§ **THE TASK**
Pull every line that holds the word "換句話說" from the entries.

Extracted data entries:
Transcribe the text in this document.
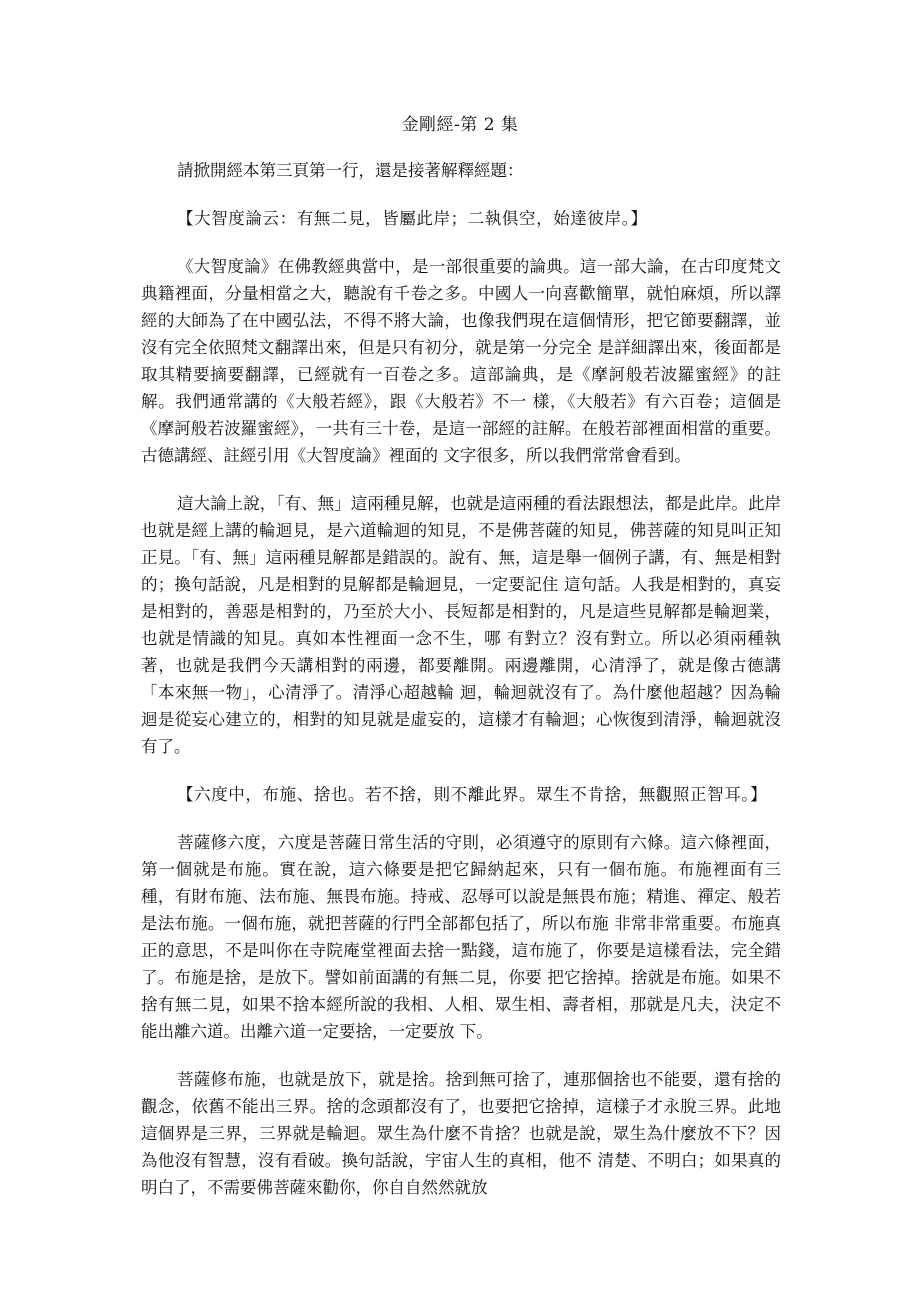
金剛經-第 2 集

請掀開經本第三頁第一行，還是接著解釋經題：

【大智度論云：有無二見，皆屬此岸；二執俱空，始達彼岸。】

《大智度論》在佛教經典當中，是一部很重要的論典。這一部大論，在古印度梵文典籍裡面，分量相當之大，聽說有千卷之多。中國人一向喜歡簡單，就怕麻煩，所以譯經的大師為了在中國弘法，不得不將大論，也像我們現在這個情形，把它節要翻譯，並沒有完全依照梵文翻譯出來，但是只有初分，就是第一分完全 是詳細譯出來，後面都是取其精要摘要翻譯，已經就有一百卷之多。這部論典，是《摩訶般若波羅蜜經》的註解。我們通常講的《大般若經》，跟《大般若》不一 樣，《大般若》有六百卷；這個是《摩訶般若波羅蜜經》，一共有三十卷，是這一部經的註解。在般若部裡面相當的重要。古德講經、註經引用《大智度論》裡面的 文字很多，所以我們常常會看到。

這大論上說，「有、無」這兩種見解，也就是這兩種的看法跟想法，都是此岸。此岸也就是經上講的輪迴見，是六道輪迴的知見，不是佛菩薩的知見，佛菩薩的知見叫正知正見。「有、無」這兩種見解都是錯誤的。說有、無，這是舉一個例子講，有、無是相對的；換句話說，凡是相對的見解都是輪迴見，一定要記住 這句話。人我是相對的，真妄是相對的，善惡是相對的，乃至於大小、長短都是相對的，凡是這些見解都是輪迴業，也就是情識的知見。真如本性裡面一念不生，哪 有對立？沒有對立。所以必須兩種執著，也就是我們今天講相對的兩邊，都要離開。兩邊離開，心清淨了，就是像古德講「本來無一物」，心清淨了。清淨心超越輪 迴，輪迴就沒有了。為什麼他超越？因為輪迴是從妄心建立的，相對的知見就是虛妄的，這樣才有輪迴；心恢復到清淨，輪迴就沒有了。

【六度中，布施、捨也。若不捨，則不離此界。眾生不肯捨，無觀照正智耳。】

菩薩修六度，六度是菩薩日常生活的守則，必須遵守的原則有六條。這六條裡面，第一個就是布施。實在說，這六條要是把它歸納起來，只有一個布施。布施裡面有三種，有財布施、法布施、無畏布施。持戒、忍辱可以說是無畏布施；精進、禪定、般若是法布施。一個布施，就把菩薩的行門全部都包括了，所以布施 非常非常重要。布施真正的意思，不是叫你在寺院庵堂裡面去捨一點錢，這布施了，你要是這樣看法，完全錯了。布施是捨，是放下。譬如前面講的有無二見，你要 把它捨掉。捨就是布施。如果不捨有無二見，如果不捨本經所說的我相、人相、眾生相、壽者相，那就是凡夫，決定不能出離六道。出離六道一定要捨，一定要放 下。

菩薩修布施，也就是放下，就是捨。捨到無可捨了，連那個捨也不能要，還有捨的觀念，依舊不能出三界。捨的念頭都沒有了，也要把它捨掉，這樣子才永脫三界。此地這個界是三界，三界就是輪迴。眾生為什麼不肯捨？也就是說，眾生為什麼放不下？因為他沒有智慧，沒有看破。換句話說，宇宙人生的真相，他不 清楚、不明白；如果真的明白了，不需要佛菩薩來勸你，你自自然然就放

§ **TASK OUTPUT**
這大論上說，「有、無」這兩種見解，也就是這兩種的看法跟想法，都是此岸。此岸也就是經上講的輪迴見，是六道輪迴的知見，不是佛菩薩的知見，佛菩薩的知見叫正知正見。「有、無」這兩種見解都是錯誤的。說有、無，這是舉一個例子講，有、無是相對的；換句話說，凡是相對的見解都是輪迴見，一定要記住 這句話。人我是相對的，真妄是相對的，善惡是相對的，乃至於大小、長短都是相對的，凡是這些見解都是輪迴業，也就是情識的知見。真如本性裡面一念不生，哪 有對立？沒有對立。所以必須兩種執著，也就是我們今天講相對的兩邊，都要離開。兩邊離開，心清淨了，就是像古德講「本來無一物」，心清淨了。清淨心超越輪 迴，輪迴就沒有了。為什麼他超越？因為輪迴是從妄心建立的，相對的知見就是虛妄的，這樣才有輪迴；心恢復到清淨，輪迴就沒有了。
菩薩修布施，也就是放下，就是捨。捨到無可捨了，連那個捨也不能要，還有捨的觀念，依舊不能出三界。捨的念頭都沒有了，也要把它捨掉，這樣子才永脫三界。此地這個界是三界，三界就是輪迴。眾生為什麼不肯捨？也就是說，眾生為什麼放不下？因為他沒有智慧，沒有看破。換句話說，宇宙人生的真相，他不 清楚、不明白；如果真的明白了，不需要佛菩薩來勸你，你自自然然就放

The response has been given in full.